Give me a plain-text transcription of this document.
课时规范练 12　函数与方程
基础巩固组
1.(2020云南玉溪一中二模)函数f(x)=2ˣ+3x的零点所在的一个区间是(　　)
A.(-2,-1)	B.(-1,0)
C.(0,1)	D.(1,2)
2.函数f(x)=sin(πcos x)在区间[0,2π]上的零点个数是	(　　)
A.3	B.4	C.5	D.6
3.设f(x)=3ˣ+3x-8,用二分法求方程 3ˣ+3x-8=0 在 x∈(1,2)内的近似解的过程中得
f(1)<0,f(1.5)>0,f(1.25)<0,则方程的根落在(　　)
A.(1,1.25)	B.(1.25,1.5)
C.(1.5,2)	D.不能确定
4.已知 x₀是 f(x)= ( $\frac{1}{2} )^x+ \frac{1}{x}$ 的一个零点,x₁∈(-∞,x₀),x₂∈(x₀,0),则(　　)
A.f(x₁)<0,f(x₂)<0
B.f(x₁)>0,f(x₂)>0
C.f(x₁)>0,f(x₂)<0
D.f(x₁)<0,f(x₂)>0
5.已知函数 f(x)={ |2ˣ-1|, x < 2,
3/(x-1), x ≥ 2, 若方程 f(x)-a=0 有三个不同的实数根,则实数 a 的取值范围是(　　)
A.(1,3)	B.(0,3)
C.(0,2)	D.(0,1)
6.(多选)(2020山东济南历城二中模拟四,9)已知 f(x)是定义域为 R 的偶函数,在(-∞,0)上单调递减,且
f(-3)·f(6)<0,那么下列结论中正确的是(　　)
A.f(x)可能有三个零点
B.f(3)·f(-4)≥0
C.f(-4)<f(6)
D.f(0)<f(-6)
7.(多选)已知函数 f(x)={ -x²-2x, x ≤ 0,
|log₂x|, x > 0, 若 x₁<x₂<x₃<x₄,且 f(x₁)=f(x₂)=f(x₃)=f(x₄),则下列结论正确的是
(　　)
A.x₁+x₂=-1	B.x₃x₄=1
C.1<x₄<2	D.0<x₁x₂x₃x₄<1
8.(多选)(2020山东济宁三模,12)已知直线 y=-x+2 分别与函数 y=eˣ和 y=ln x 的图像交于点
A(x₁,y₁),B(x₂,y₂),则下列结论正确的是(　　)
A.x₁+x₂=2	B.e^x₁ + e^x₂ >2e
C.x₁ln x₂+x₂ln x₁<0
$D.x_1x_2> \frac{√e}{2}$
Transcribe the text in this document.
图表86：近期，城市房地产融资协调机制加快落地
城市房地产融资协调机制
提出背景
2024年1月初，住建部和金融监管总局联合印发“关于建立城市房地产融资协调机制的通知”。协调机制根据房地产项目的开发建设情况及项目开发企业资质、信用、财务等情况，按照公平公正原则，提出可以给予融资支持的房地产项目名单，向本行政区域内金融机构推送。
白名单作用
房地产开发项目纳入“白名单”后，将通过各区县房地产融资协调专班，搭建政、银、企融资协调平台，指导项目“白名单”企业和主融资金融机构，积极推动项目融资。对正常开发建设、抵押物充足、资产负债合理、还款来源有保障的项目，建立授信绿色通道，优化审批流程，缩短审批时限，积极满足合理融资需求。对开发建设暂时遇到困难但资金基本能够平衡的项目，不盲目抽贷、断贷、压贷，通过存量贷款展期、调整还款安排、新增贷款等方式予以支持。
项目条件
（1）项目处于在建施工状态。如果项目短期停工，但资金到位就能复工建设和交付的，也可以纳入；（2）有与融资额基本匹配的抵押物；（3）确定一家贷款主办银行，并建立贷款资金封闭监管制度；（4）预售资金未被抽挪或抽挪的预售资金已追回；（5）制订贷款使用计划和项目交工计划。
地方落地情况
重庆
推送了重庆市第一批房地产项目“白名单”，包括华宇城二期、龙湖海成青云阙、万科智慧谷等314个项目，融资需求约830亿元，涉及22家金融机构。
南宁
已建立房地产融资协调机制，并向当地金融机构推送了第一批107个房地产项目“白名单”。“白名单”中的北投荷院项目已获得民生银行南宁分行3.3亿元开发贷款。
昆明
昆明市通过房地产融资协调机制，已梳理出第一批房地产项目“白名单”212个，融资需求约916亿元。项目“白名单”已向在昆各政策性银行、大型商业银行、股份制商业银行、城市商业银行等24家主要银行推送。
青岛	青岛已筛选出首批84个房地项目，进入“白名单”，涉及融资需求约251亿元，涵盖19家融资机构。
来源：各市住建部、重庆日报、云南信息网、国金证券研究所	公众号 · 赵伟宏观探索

EXERCISE BRIEF:
Copy the material above back out, exactly as written.

TASK SOLUTION:
Give me a plain-text transcription of this document.
课时规范练 12　函数与方程
基础巩固组
1.(2020云南玉溪一中二模)函数f(x)=2ˣ+3x的零点所在的一个区间是(　　)
A.(-2,-1)	B.(-1,0)
C.(0,1)	D.(1,2)
2.函数f(x)=sin(πcos x)在区间[0,2π]上的零点个数是	(　　)
A.3	B.4	C.5	D.6
3.设f(x)=3ˣ+3x-8,用二分法求方程 3ˣ+3x-8=0 在 x∈(1,2)内的近似解的过程中得
f(1)<0,f(1.5)>0,f(1.25)<0,则方程的根落在(　　)
A.(1,1.25)	B.(1.25,1.5)
C.(1.5,2)	D.不能确定
4.已知 x₀是 f(x)= ( $\frac{1}{2} )^x+ \frac{1}{x}$ 的一个零点,x₁∈(-∞,x₀),x₂∈(x₀,0),则(　　)
A.f(x₁)<0,f(x₂)<0
B.f(x₁)>0,f(x₂)>0
C.f(x₁)>0,f(x₂)<0
D.f(x₁)<0,f(x₂)>0
5.已知函数 f(x)={ |2ˣ-1|, x < 2,
3/(x-1), x ≥ 2, 若方程 f(x)-a=0 有三个不同的实数根,则实数 a 的取值范围是(　　)
A.(1,3)	B.(0,3)
C.(0,2)	D.(0,1)
6.(多选)(2020山东济南历城二中模拟四,9)已知 f(x)是定义域为 R 的偶函数,在(-∞,0)上单调递减,且
f(-3)·f(6)<0,那么下列结论中正确的是(　　)
A.f(x)可能有三个零点
B.f(3)·f(-4)≥0
C.f(-4)<f(6)
D.f(0)<f(-6)
7.(多选)已知函数 f(x)={ -x²-2x, x ≤ 0,
|log₂x|, x > 0, 若 x₁<x₂<x₃<x₄,且 f(x₁)=f(x₂)=f(x₃)=f(x₄),则下列结论正确的是
(　　)
A.x₁+x₂=-1	B.x₃x₄=1
C.1<x₄<2	D.0<x₁x₂x₃x₄<1
8.(多选)(2020山东济宁三模,12)已知直线 y=-x+2 分别与函数 y=eˣ和 y=ln x 的图像交于点
A(x₁,y₁),B(x₂,y₂),则下列结论正确的是(　　)
A.x₁+x₂=2	B.e^x₁ + e^x₂ >2e
C.x₁ln x₂+x₂ln x₁<0
$D.x_1x_2> \frac{√e}{2}$
Transcribe the text in this document.
图表86：近期，城市房地产融资协调机制加快落地
城市房地产融资协调机制
提出背景
2024年1月初，住建部和金融监管总局联合印发“关于建立城市房地产融资协调机制的通知”。协调机制根据房地产项目的开发建设情况及项目开发企业资质、信用、财务等情况，按照公平公正原则，提出可以给予融资支持的房地产项目名单，向本行政区域内金融机构推送。
白名单作用
房地产开发项目纳入“白名单”后，将通过各区县房地产融资协调专班，搭建政、银、企融资协调平台，指导项目“白名单”企业和主融资金融机构，积极推动项目融资。对正常开发建设、抵押物充足、资产负债合理、还款来源有保障的项目，建立授信绿色通道，优化审批流程，缩短审批时限，积极满足合理融资需求。对开发建设暂时遇到困难但资金基本能够平衡的项目，不盲目抽贷、断贷、压贷，通过存量贷款展期、调整还款安排、新增贷款等方式予以支持。
项目条件
（1）项目处于在建施工状态。如果项目短期停工，但资金到位就能复工建设和交付的，也可以纳入；（2）有与融资额基本匹配的抵押物；（3）确定一家贷款主办银行，并建立贷款资金封闭监管制度；（4）预售资金未被抽挪或抽挪的预售资金已追回；（5）制订贷款使用计划和项目交工计划。
地方落地情况
重庆
推送了重庆市第一批房地产项目“白名单”，包括华宇城二期、龙湖海成青云阙、万科智慧谷等314个项目，融资需求约830亿元，涉及22家金融机构。
南宁
已建立房地产融资协调机制，并向当地金融机构推送了第一批107个房地产项目“白名单”。“白名单”中的北投荷院项目已获得民生银行南宁分行3.3亿元开发贷款。
昆明
昆明市通过房地产融资协调机制，已梳理出第一批房地产项目“白名单”212个，融资需求约916亿元。项目“白名单”已向在昆各政策性银行、大型商业银行、股份制商业银行、城市商业银行等24家主要银行推送。
青岛	青岛已筛选出首批84个房地项目，进入“白名单”，涉及融资需求约251亿元，涵盖19家融资机构。
来源：各市住建部、重庆日报、云南信息网、国金证券研究所	公众号 · 赵伟宏观探索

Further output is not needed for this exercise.